◆ What the exercise asks: In the records below, tally every line containing "Mandatory". Report only the total.

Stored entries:
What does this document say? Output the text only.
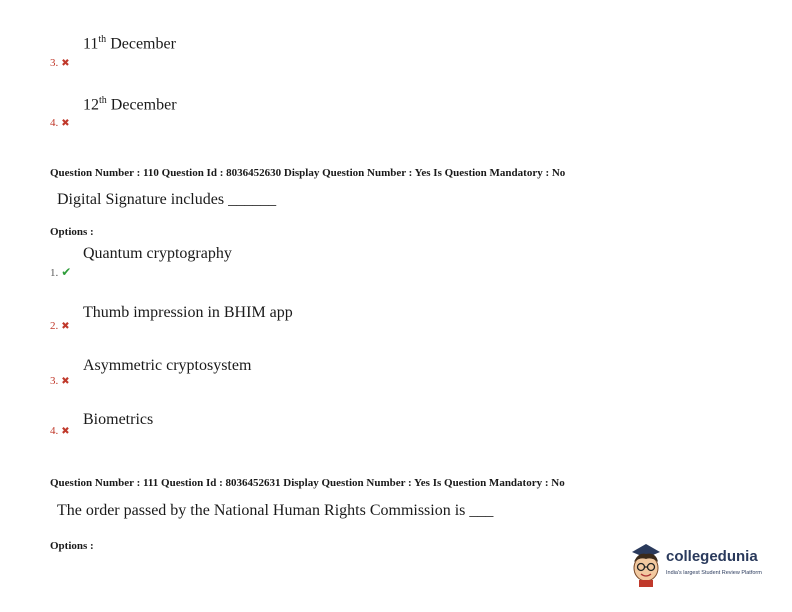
11th December
3. ✖
12th December
4. ✖
Question Number : 110 Question Id : 8036452630 Display Question Number : Yes Is Question Mandatory : No
Digital Signature includes ______
Options :
Quantum cryptography
1. ✔
Thumb impression in BHIM app
2. ✖
Asymmetric cryptosystem
3. ✖
Biometrics
4. ✖
Question Number : 111 Question Id : 8036452631 Display Question Number : Yes Is Question Mandatory : No
The order passed by the National Human Rights Commission is ___
Options :
collegedunia
India's largest Student Review Platform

◆ Task answer: 2